▶ Problem details: Output the entries verbatim, including every line.
-- start --
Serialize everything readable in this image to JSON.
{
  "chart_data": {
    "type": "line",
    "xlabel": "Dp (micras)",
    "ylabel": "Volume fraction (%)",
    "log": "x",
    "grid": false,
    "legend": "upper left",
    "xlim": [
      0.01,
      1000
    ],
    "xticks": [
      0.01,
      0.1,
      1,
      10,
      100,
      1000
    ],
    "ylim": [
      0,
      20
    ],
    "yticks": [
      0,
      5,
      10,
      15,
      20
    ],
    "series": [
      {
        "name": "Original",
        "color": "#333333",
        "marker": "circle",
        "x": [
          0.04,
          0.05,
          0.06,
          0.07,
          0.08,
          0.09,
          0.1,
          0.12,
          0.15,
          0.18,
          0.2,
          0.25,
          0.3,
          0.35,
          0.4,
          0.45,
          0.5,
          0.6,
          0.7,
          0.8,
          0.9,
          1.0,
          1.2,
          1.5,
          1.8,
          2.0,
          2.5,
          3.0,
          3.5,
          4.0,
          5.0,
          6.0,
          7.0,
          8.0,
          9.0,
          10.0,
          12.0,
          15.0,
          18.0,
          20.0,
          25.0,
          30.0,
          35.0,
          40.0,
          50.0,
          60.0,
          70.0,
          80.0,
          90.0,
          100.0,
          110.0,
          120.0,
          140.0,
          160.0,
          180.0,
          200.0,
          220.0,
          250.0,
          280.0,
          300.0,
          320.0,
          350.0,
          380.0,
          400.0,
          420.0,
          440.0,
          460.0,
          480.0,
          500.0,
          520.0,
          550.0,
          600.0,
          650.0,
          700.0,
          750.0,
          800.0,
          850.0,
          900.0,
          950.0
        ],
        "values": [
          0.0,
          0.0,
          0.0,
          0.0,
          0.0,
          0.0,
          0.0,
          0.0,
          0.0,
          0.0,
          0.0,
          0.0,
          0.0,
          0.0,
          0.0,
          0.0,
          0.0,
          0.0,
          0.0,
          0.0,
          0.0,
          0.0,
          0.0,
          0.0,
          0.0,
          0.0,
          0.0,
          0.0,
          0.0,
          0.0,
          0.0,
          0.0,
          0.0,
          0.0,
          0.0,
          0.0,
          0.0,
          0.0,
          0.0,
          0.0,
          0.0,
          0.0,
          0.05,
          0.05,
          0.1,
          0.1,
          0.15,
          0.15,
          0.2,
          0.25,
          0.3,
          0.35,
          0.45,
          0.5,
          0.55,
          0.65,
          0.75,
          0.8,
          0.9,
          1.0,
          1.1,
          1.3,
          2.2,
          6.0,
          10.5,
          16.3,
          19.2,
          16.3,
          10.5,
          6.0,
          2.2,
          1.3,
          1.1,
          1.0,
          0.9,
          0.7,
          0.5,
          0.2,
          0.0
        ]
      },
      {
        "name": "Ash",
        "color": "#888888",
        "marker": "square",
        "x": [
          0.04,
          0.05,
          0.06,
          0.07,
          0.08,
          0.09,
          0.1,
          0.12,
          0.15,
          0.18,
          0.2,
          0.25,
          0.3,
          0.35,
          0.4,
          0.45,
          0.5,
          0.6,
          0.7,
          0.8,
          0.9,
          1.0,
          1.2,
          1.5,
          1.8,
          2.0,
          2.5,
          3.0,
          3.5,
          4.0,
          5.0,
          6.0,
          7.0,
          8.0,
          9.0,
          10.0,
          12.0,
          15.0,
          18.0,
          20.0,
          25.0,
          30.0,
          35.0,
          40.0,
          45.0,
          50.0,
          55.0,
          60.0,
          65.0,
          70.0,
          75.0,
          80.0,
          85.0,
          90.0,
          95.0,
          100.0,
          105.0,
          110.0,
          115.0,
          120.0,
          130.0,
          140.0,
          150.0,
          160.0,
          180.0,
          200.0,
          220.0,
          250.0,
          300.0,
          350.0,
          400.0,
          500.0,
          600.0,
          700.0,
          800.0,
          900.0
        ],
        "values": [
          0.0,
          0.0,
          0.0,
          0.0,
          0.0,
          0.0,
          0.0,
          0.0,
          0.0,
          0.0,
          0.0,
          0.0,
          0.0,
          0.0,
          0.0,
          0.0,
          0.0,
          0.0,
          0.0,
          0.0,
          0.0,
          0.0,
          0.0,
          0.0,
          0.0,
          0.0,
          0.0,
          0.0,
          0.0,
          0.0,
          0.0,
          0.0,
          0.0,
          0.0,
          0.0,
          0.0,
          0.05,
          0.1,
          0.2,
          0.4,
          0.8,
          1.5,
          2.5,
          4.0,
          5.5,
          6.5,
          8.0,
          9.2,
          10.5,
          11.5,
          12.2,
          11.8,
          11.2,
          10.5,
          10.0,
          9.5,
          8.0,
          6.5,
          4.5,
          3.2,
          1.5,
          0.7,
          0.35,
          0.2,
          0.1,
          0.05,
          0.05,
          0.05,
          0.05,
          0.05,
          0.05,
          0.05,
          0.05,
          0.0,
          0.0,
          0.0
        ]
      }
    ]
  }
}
-- end --
▶ Answer for the task:
Serialize everything readable in this image to JSON.
{
  "chart_data": {
    "type": "line",
    "xlabel": "Dp (micras)",
    "ylabel": "Volume fraction (%)",
    "log": "x",
    "grid": false,
    "legend": "upper left",
    "xlim": [
      0.01,
      1000
    ],
    "xticks": [
      0.01,
      0.1,
      1,
      10,
      100,
      1000
    ],
    "ylim": [
      0,
      20
    ],
    "yticks": [
      0,
      5,
      10,
      15,
      20
    ],
    "series": [
      {
        "name": "Original",
        "color": "#333333",
        "marker": "circle",
        "x": [
          0.04,
          0.05,
          0.06,
          0.07,
          0.08,
          0.09,
          0.1,
          0.12,
          0.15,
          0.18,
          0.2,
          0.25,
          0.3,
          0.35,
          0.4,
          0.45,
          0.5,
          0.6,
          0.7,
          0.8,
          0.9,
          1.0,
          1.2,
          1.5,
          1.8,
          2.0,
          2.5,
          3.0,
          3.5,
          4.0,
          5.0,
          6.0,
          7.0,
          8.0,
          9.0,
          10.0,
          12.0,
          15.0,
          18.0,
          20.0,
          25.0,
          30.0,
          35.0,
          40.0,
          50.0,
          60.0,
          70.0,
          80.0,
          90.0,
          100.0,
          110.0,
          120.0,
          140.0,
          160.0,
          180.0,
          200.0,
          220.0,
          250.0,
          280.0,
          300.0,
          320.0,
          350.0,
          380.0,
          400.0,
          420.0,
          440.0,
          460.0,
          480.0,
          500.0,
          520.0,
          550.0,
          600.0,
          650.0,
          700.0,
          750.0,
          800.0,
          850.0,
          900.0,
          950.0
        ],
        "values": [
          0.0,
          0.0,
          0.0,
          0.0,
          0.0,
          0.0,
          0.0,
          0.0,
          0.0,
          0.0,
          0.0,
          0.0,
          0.0,
          0.0,
          0.0,
          0.0,
          0.0,
          0.0,
          0.0,
          0.0,
          0.0,
          0.0,
          0.0,
          0.0,
          0.0,
          0.0,
          0.0,
          0.0,
          0.0,
          0.0,
          0.0,
          0.0,
          0.0,
          0.0,
          0.0,
          0.0,
          0.0,
          0.0,
          0.0,
          0.0,
          0.0,
          0.0,
          0.05,
          0.05,
          0.1,
          0.1,
          0.15,
          0.15,
          0.2,
          0.25,
          0.3,
          0.35,
          0.45,
          0.5,
          0.55,
          0.65,
          0.75,
          0.8,
          0.9,
          1.0,
          1.1,
          1.3,
          2.2,
          6.0,
          10.5,
          16.3,
          19.2,
          16.3,
          10.5,
          6.0,
          2.2,
          1.3,
          1.1,
          1.0,
          0.9,
          0.7,
          0.5,
          0.2,
          0.0
        ]
      },
      {
        "name": "Ash",
        "color": "#888888",
        "marker": "square",
        "x": [
          0.04,
          0.05,
          0.06,
          0.07,
          0.08,
          0.09,
          0.1,
          0.12,
          0.15,
          0.18,
          0.2,
          0.25,
          0.3,
          0.35,
          0.4,
          0.45,
          0.5,
          0.6,
          0.7,
          0.8,
          0.9,
          1.0,
          1.2,
          1.5,
          1.8,
          2.0,
          2.5,
          3.0,
          3.5,
          4.0,
          5.0,
          6.0,
          7.0,
          8.0,
          9.0,
          10.0,
          12.0,
          15.0,
          18.0,
          20.0,
          25.0,
          30.0,
          35.0,
          40.0,
          45.0,
          50.0,
          55.0,
          60.0,
          65.0,
          70.0,
          75.0,
          80.0,
          85.0,
          90.0,
          95.0,
          100.0,
          105.0,
          110.0,
          115.0,
          120.0,
          130.0,
          140.0,
          150.0,
          160.0,
          180.0,
          200.0,
          220.0,
          250.0,
          300.0,
          350.0,
          400.0,
          500.0,
          600.0,
          700.0,
          800.0,
          900.0
        ],
        "values": [
          0.0,
          0.0,
          0.0,
          0.0,
          0.0,
          0.0,
          0.0,
          0.0,
          0.0,
          0.0,
          0.0,
          0.0,
          0.0,
          0.0,
          0.0,
          0.0,
          0.0,
          0.0,
          0.0,
          0.0,
          0.0,
          0.0,
          0.0,
          0.0,
          0.0,
          0.0,
          0.0,
          0.0,
          0.0,
          0.0,
          0.0,
          0.0,
          0.0,
          0.0,
          0.0,
          0.0,
          0.05,
          0.1,
          0.2,
          0.4,
          0.8,
          1.5,
          2.5,
          4.0,
          5.5,
          6.5,
          8.0,
          9.2,
          10.5,
          11.5,
          12.2,
          11.8,
          11.2,
          10.5,
          10.0,
          9.5,
          8.0,
          6.5,
          4.5,
          3.2,
          1.5,
          0.7,
          0.35,
          0.2,
          0.1,
          0.05,
          0.05,
          0.05,
          0.05,
          0.05,
          0.05,
          0.05,
          0.05,
          0.0,
          0.0,
          0.0
        ]
      }
    ]
  }
}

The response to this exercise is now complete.